::: Provided data :::
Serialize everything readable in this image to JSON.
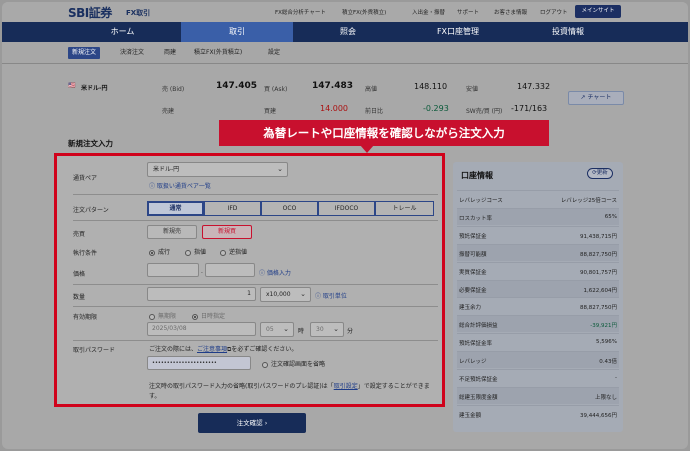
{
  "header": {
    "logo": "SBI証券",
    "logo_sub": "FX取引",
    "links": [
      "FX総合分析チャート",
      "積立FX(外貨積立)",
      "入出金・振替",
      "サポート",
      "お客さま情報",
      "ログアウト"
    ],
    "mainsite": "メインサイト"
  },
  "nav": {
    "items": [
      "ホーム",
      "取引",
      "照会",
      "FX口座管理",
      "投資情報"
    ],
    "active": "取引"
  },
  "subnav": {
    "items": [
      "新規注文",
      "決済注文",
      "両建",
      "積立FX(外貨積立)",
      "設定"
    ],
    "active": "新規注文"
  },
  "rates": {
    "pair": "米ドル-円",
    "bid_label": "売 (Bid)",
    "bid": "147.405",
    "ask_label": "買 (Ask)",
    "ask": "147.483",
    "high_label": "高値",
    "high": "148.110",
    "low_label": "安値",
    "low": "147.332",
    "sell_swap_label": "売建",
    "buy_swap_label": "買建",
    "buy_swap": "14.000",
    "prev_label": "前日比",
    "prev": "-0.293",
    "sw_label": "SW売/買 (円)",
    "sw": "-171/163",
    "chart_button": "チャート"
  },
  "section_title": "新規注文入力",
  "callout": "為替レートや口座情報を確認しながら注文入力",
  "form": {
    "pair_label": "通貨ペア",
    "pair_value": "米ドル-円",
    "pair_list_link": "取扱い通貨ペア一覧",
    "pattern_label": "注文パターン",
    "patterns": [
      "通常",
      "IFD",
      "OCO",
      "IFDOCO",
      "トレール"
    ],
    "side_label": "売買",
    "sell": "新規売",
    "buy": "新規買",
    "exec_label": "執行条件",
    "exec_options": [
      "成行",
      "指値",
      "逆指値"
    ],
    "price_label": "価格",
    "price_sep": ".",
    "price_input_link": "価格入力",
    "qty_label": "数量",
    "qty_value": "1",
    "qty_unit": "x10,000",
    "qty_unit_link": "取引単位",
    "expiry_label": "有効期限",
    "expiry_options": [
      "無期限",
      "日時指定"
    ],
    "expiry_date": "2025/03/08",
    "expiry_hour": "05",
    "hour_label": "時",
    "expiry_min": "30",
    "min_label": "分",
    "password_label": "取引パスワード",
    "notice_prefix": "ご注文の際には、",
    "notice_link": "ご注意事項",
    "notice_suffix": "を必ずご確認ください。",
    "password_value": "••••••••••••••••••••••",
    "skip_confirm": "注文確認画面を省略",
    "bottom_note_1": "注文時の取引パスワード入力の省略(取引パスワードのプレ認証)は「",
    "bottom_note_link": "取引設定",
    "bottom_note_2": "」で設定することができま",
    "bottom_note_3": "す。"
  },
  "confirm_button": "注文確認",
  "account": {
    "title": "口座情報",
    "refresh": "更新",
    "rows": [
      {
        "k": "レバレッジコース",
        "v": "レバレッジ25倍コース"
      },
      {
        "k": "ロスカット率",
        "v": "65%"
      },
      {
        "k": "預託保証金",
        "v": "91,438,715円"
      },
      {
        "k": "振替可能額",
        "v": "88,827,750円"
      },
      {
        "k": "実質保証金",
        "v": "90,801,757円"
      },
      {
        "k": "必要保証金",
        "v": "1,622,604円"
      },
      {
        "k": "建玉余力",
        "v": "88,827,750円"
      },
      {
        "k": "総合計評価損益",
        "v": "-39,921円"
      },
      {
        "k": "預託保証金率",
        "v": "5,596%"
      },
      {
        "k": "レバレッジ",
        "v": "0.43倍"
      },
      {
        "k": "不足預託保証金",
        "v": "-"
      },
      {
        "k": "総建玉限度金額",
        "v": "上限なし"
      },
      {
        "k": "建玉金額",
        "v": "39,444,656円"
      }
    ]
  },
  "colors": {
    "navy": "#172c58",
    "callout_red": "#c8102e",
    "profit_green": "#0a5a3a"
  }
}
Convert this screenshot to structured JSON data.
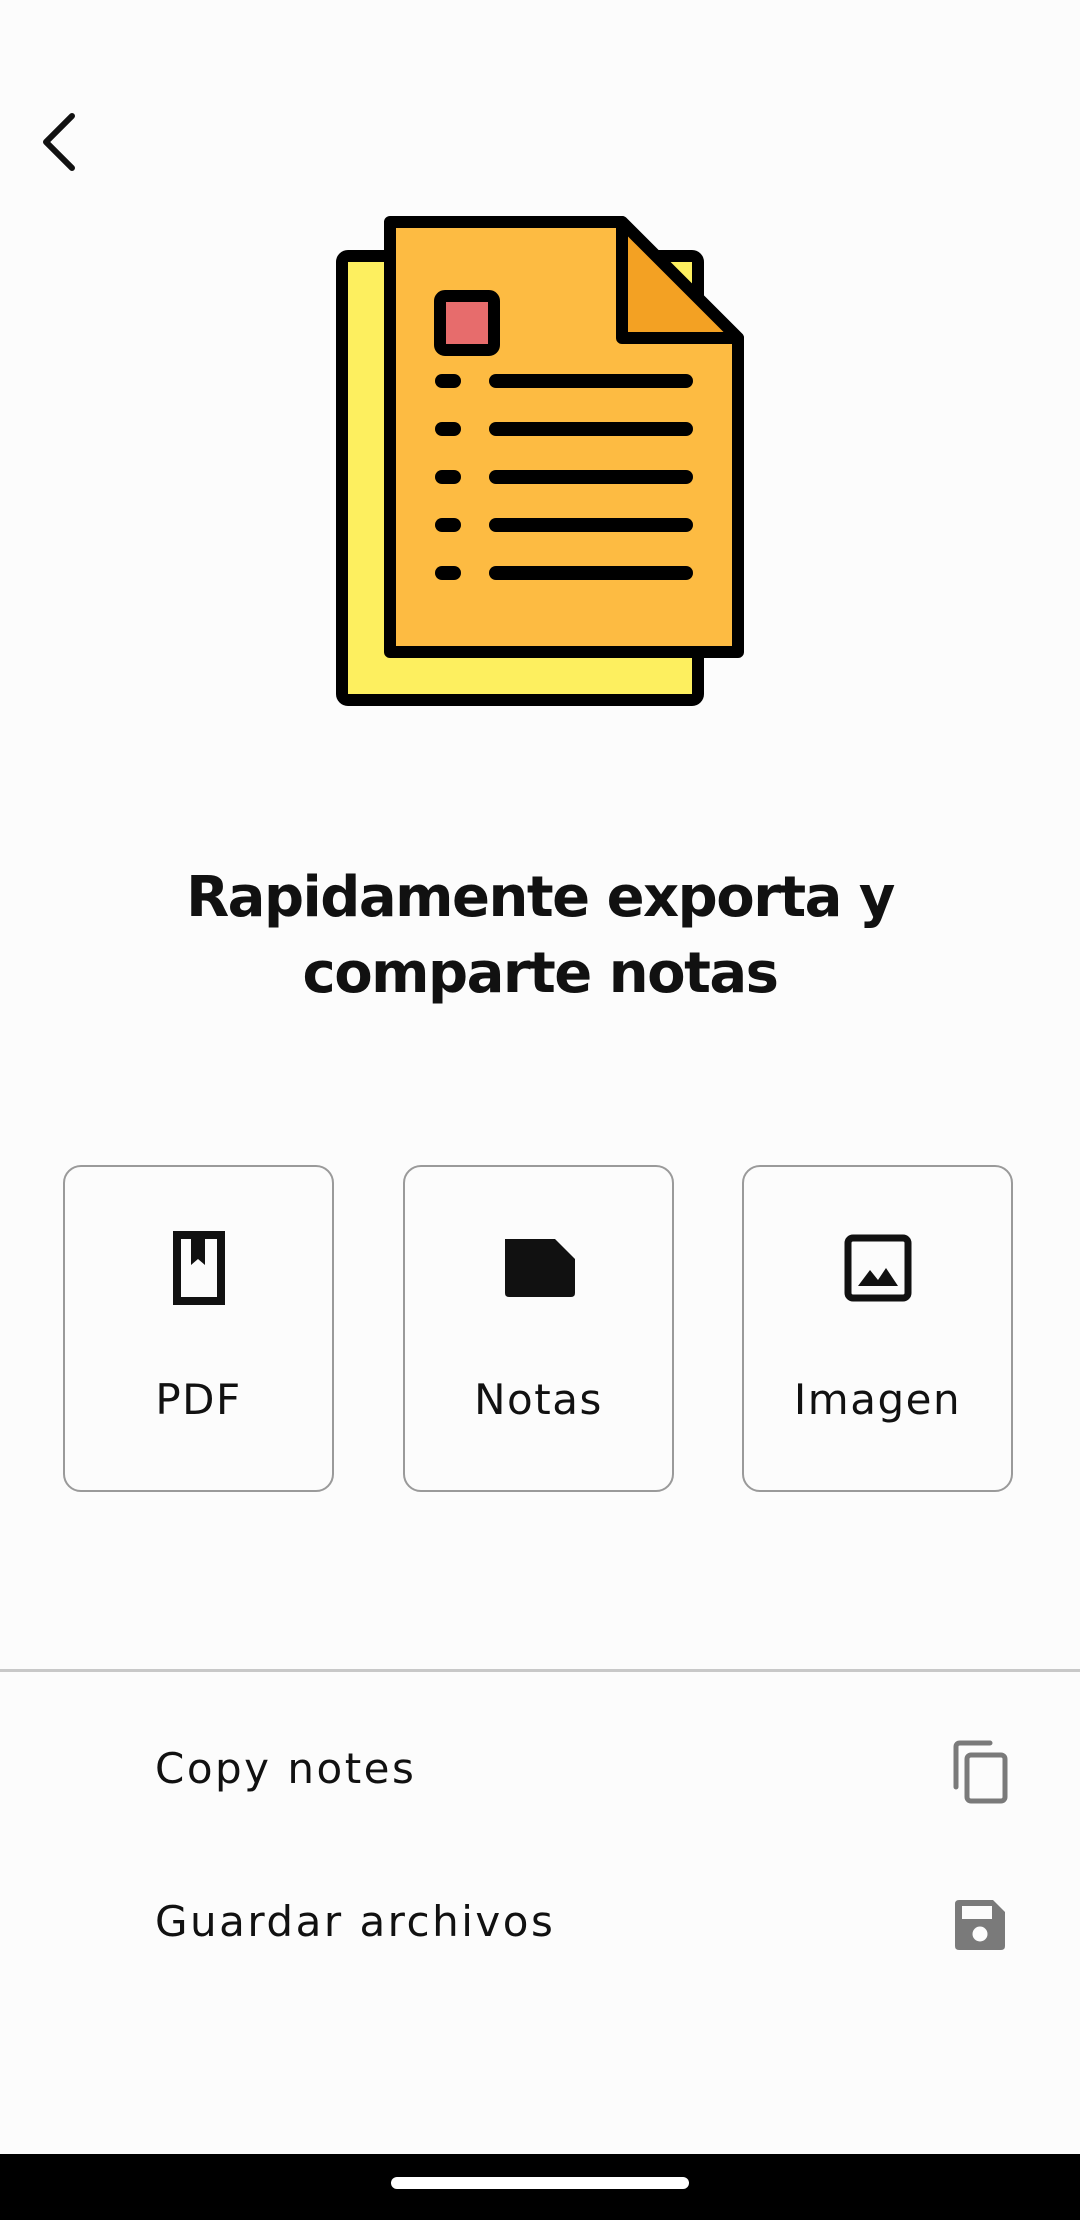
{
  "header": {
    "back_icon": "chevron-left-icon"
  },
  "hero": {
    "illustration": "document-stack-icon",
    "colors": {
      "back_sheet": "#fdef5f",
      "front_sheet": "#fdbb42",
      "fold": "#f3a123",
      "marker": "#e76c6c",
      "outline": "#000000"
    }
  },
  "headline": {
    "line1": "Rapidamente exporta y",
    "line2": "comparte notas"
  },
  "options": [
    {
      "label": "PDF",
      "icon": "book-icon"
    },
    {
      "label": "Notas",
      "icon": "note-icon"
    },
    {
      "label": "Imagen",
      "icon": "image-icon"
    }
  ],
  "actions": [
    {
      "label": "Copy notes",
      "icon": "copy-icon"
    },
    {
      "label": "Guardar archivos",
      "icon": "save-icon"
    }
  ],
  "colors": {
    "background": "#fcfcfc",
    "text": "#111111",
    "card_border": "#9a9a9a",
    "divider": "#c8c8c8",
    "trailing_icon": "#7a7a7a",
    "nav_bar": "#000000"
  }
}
:::
::: Provided data :::
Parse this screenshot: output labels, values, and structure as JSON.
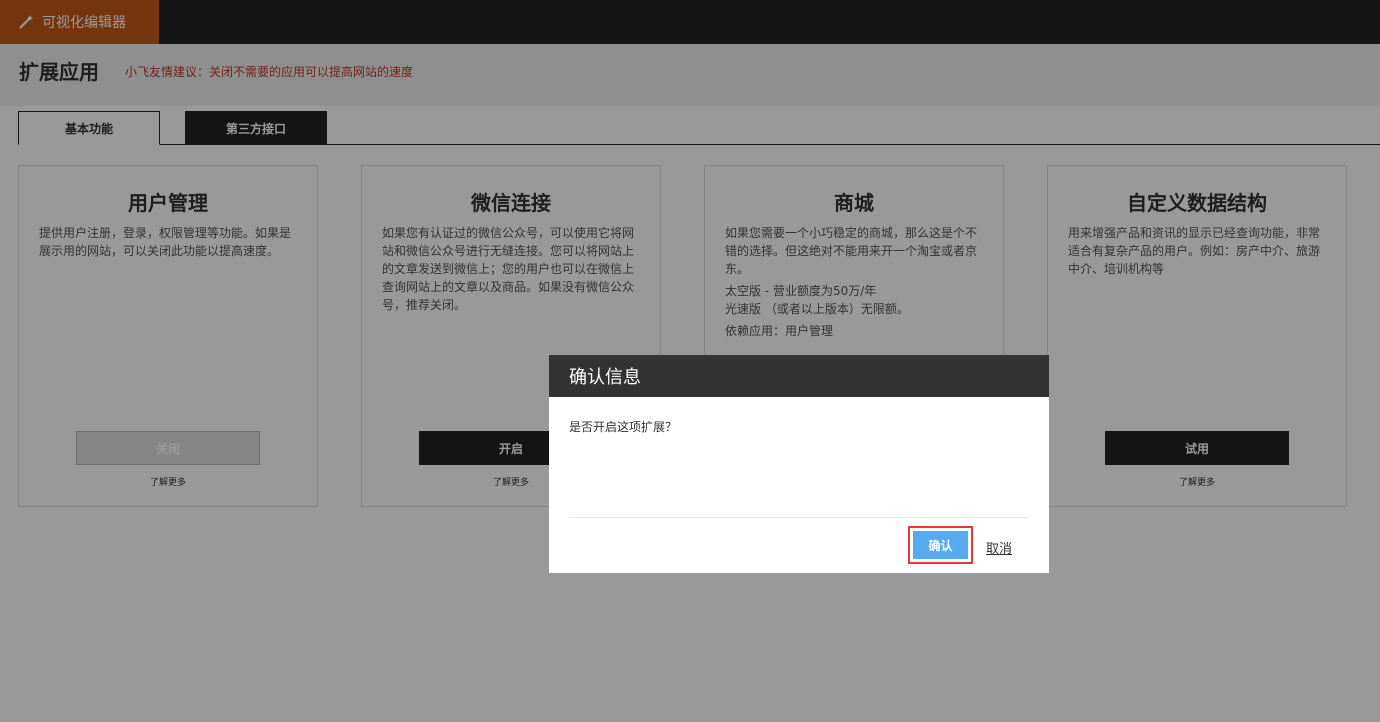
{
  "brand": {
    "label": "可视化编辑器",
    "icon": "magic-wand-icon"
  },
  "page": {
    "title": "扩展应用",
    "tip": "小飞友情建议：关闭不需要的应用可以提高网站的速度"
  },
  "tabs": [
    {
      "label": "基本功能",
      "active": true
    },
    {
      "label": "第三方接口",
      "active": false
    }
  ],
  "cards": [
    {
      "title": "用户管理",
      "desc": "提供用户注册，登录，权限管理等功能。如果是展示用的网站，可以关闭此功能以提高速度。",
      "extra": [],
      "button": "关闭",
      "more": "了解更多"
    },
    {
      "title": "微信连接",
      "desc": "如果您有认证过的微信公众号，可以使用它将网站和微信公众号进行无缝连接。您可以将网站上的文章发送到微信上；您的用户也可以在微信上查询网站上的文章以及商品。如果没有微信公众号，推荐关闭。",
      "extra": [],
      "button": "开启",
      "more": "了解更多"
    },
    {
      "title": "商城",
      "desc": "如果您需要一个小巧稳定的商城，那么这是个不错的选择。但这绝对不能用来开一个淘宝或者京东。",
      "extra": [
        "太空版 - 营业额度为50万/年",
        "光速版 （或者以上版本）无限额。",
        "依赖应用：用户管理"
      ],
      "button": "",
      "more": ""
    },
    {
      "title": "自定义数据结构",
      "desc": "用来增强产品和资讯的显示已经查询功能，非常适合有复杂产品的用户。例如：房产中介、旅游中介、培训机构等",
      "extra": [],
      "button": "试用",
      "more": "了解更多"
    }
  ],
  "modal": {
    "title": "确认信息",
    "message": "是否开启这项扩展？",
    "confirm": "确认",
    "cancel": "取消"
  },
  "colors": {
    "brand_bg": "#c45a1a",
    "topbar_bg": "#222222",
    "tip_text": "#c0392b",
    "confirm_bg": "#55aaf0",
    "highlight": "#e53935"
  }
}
:::
Aim
Using the records above, pull out each line where the word "JSON" occurs.

Response
Serialize everything readable in this image to JSON.
Convert this screenshot to structured JSON data.
Parse this screenshot: output labels, values, and structure as JSON.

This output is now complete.